_SHORT TASK_
Pick out the lines containing "combine".

_Dataset records_

━━━━━━━━━━━━━━━━━━━━

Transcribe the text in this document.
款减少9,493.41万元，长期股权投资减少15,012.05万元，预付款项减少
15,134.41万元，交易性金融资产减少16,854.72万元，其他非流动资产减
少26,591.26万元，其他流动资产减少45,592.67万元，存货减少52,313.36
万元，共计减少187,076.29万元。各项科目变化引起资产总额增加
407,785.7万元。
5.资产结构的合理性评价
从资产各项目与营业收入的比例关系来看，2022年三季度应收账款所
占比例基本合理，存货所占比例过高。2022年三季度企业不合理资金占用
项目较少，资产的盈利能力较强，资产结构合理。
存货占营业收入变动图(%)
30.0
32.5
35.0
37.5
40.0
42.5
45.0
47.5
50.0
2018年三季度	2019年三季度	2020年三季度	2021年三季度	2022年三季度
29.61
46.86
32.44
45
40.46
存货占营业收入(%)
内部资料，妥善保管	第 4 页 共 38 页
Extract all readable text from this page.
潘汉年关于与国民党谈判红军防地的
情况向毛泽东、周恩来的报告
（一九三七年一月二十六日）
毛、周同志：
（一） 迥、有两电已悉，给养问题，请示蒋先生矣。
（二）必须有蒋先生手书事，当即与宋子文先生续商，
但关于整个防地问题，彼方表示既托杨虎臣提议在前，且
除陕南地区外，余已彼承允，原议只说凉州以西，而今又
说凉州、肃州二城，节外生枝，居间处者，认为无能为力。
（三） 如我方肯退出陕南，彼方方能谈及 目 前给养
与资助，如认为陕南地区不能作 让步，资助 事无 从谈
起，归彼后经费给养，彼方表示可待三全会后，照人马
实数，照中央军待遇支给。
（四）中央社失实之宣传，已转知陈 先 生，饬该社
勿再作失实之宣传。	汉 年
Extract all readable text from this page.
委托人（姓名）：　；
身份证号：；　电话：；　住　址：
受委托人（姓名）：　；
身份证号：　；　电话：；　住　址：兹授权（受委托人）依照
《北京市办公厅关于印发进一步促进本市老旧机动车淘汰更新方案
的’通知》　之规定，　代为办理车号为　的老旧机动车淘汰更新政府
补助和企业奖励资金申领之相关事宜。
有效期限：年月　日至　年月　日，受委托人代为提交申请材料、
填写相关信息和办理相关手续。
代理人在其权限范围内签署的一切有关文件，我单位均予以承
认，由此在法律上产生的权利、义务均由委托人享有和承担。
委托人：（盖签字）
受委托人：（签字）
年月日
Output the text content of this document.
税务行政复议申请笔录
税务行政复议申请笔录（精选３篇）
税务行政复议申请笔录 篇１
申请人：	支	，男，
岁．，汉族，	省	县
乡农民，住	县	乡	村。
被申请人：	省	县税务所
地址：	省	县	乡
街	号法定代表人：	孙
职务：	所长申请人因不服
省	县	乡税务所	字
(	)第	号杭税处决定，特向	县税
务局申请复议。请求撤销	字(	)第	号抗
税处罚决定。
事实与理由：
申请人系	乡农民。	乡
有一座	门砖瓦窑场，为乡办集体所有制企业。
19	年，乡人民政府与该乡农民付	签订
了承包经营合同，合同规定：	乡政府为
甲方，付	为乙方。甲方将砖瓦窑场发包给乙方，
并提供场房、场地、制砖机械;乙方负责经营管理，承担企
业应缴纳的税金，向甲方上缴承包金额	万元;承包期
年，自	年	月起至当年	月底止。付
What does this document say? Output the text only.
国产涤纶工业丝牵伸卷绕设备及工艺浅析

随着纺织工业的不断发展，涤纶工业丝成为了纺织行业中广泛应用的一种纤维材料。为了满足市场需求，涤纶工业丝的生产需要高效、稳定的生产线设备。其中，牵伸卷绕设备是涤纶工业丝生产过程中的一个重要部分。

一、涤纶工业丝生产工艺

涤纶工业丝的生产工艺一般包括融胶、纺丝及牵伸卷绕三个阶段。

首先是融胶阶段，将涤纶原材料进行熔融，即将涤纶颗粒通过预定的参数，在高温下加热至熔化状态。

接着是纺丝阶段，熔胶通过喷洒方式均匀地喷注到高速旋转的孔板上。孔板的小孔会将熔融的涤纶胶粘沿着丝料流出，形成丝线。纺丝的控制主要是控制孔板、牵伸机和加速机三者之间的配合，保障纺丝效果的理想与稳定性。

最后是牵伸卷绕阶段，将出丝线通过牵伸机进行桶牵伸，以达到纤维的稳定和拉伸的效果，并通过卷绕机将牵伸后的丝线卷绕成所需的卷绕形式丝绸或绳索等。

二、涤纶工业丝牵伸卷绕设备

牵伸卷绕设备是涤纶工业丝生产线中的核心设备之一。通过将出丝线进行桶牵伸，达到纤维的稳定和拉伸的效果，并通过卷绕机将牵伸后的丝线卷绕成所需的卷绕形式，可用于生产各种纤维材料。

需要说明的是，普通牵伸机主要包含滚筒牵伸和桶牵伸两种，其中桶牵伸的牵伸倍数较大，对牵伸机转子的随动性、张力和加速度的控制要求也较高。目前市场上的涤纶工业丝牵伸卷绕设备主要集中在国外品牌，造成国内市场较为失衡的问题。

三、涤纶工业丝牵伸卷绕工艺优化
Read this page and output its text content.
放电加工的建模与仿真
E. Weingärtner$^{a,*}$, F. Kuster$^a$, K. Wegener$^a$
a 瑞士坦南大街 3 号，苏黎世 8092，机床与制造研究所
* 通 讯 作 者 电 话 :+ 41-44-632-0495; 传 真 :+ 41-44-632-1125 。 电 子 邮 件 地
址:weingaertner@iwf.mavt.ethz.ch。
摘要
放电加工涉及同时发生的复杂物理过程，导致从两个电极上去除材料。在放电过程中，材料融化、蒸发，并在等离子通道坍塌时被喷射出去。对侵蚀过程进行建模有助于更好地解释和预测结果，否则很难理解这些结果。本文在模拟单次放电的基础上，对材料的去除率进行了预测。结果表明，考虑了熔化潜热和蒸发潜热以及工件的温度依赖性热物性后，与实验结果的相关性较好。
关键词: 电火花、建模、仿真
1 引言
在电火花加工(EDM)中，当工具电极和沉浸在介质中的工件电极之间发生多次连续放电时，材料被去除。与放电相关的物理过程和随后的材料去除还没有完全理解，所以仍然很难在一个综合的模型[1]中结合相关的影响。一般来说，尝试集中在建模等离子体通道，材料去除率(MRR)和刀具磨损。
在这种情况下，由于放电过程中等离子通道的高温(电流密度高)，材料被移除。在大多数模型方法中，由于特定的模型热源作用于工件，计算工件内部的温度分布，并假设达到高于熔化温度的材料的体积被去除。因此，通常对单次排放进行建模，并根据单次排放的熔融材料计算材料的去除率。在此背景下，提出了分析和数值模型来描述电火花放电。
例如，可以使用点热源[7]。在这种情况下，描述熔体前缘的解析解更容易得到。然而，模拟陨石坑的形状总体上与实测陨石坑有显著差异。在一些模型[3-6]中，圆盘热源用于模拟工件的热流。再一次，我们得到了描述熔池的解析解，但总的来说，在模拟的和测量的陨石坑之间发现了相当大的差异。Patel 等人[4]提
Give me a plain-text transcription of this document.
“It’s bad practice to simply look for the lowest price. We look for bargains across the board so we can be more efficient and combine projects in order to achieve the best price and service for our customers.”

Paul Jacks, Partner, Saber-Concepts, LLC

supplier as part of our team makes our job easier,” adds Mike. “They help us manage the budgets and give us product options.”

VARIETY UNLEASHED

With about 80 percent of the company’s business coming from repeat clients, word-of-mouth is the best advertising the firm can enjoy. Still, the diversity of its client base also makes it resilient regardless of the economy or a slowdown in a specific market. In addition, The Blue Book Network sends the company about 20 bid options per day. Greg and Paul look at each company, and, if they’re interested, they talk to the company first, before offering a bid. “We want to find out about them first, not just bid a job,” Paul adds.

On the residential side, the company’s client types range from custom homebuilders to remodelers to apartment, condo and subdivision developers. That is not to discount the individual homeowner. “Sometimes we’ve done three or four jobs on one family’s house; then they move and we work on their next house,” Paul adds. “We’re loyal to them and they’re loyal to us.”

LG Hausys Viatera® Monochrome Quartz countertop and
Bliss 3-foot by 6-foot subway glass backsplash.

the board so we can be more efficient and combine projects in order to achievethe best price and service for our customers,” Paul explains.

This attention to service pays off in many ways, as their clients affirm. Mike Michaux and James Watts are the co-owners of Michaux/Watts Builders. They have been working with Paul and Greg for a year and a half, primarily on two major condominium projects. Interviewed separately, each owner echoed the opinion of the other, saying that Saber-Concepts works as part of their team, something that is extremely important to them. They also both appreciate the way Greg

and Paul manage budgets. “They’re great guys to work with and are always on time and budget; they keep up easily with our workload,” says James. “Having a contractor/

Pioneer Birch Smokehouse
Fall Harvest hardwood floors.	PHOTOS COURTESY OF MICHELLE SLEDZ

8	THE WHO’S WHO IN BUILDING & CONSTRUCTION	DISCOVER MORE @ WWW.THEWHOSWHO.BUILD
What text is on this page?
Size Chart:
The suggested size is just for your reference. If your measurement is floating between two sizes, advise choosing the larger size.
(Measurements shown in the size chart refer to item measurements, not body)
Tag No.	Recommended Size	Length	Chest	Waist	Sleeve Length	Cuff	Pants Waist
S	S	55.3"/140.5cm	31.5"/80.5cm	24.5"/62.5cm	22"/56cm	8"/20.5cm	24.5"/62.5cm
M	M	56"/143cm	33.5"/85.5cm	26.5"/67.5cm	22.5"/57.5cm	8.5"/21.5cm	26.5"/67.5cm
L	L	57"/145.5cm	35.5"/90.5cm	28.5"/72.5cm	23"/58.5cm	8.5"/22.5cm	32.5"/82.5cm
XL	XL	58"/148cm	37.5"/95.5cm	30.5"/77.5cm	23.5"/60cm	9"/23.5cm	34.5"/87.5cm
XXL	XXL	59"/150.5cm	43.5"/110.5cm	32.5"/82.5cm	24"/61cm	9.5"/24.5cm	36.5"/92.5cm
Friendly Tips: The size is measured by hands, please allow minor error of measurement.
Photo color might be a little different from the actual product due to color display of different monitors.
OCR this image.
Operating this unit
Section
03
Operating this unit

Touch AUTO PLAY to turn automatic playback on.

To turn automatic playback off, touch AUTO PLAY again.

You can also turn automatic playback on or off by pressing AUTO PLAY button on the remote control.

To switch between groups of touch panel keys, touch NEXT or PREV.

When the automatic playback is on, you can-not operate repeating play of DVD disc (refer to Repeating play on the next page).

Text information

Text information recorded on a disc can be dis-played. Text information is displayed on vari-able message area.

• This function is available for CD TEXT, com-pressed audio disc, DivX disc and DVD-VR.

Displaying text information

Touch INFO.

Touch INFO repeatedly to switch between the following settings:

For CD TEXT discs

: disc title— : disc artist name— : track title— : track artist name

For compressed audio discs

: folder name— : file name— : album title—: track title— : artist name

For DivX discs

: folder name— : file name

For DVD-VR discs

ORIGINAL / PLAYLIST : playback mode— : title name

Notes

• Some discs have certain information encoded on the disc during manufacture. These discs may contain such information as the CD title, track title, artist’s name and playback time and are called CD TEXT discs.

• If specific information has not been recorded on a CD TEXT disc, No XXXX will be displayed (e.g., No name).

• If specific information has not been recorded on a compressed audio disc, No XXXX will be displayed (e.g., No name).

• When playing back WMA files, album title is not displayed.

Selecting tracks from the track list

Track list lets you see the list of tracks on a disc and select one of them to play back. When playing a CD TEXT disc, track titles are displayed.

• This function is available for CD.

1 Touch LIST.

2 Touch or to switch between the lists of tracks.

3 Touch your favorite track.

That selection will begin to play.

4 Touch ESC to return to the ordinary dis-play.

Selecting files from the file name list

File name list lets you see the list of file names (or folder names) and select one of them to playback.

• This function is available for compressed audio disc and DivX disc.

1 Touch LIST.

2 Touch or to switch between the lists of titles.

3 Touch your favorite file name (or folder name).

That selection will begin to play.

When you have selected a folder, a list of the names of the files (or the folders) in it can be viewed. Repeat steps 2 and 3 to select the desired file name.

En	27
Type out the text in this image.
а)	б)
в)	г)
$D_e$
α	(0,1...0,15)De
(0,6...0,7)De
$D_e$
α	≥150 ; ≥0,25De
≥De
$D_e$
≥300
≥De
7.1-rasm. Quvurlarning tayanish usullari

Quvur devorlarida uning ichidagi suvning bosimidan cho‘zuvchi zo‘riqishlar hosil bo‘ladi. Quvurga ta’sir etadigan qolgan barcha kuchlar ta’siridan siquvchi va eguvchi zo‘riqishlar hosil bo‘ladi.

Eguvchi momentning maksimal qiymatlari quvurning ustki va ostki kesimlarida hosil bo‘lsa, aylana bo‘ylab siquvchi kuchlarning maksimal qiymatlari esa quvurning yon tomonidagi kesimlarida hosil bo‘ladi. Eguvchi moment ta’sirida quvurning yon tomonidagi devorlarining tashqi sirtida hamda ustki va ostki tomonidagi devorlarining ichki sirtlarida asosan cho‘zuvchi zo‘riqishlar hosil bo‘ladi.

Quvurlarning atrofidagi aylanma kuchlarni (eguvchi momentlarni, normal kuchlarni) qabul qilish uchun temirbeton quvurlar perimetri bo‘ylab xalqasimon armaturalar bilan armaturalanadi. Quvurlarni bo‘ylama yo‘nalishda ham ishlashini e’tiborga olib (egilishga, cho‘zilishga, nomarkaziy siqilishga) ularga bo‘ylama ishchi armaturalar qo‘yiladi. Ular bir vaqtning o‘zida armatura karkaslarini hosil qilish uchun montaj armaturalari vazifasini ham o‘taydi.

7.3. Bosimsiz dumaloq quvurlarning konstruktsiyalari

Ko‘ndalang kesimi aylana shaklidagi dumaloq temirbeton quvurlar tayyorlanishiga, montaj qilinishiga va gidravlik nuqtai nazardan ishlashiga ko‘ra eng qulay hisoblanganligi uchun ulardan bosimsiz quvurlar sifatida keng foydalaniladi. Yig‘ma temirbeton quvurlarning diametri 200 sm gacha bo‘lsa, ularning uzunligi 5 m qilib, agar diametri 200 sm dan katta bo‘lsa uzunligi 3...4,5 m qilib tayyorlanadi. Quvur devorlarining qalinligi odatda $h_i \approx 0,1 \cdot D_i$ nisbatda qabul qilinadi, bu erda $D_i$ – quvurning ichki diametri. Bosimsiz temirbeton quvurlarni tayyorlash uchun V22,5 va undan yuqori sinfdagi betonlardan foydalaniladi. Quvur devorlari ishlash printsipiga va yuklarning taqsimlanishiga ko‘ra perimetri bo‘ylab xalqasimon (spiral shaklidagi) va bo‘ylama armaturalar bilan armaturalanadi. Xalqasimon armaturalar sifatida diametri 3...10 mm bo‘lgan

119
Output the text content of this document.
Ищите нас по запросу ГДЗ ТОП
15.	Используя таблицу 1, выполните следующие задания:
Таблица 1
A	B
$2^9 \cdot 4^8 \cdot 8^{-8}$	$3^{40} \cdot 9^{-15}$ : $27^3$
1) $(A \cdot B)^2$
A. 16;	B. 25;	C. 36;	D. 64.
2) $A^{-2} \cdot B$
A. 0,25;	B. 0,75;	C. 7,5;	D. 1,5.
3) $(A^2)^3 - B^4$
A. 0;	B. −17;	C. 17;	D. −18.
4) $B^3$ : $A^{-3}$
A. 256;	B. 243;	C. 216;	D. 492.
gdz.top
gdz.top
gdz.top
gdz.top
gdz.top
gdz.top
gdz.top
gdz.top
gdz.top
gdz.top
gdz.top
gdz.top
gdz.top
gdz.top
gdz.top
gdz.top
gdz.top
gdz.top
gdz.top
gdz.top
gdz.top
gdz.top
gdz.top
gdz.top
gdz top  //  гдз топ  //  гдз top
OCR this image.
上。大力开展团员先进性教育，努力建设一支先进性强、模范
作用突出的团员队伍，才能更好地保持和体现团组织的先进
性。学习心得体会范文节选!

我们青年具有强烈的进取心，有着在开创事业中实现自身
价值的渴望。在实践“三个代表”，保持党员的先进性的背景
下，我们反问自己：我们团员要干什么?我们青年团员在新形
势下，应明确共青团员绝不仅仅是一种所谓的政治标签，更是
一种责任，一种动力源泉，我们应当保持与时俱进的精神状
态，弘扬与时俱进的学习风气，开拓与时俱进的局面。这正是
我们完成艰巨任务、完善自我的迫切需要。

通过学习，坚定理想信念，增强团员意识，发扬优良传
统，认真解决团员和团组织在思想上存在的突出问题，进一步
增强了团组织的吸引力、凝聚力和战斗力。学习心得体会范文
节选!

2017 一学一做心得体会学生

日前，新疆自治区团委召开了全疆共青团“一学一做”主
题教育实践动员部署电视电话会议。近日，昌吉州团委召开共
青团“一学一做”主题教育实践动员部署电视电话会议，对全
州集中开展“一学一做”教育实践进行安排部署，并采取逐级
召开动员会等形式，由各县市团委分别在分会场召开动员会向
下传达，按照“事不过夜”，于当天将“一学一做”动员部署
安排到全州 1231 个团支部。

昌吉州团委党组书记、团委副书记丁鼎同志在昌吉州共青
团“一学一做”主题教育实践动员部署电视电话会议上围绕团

━━━━━━━━━━━━━━━━━━━━

_EXERCISE ANSWER_
“It’s bad practice to simply look for the lowest price. We look for bargains across the board so we can be more efficient and combine projects in order to achieve the best price and service for our customers.”
the board so we can be more efficient and combine projects in order to achievethe best price and service for our customers,” Paul explains.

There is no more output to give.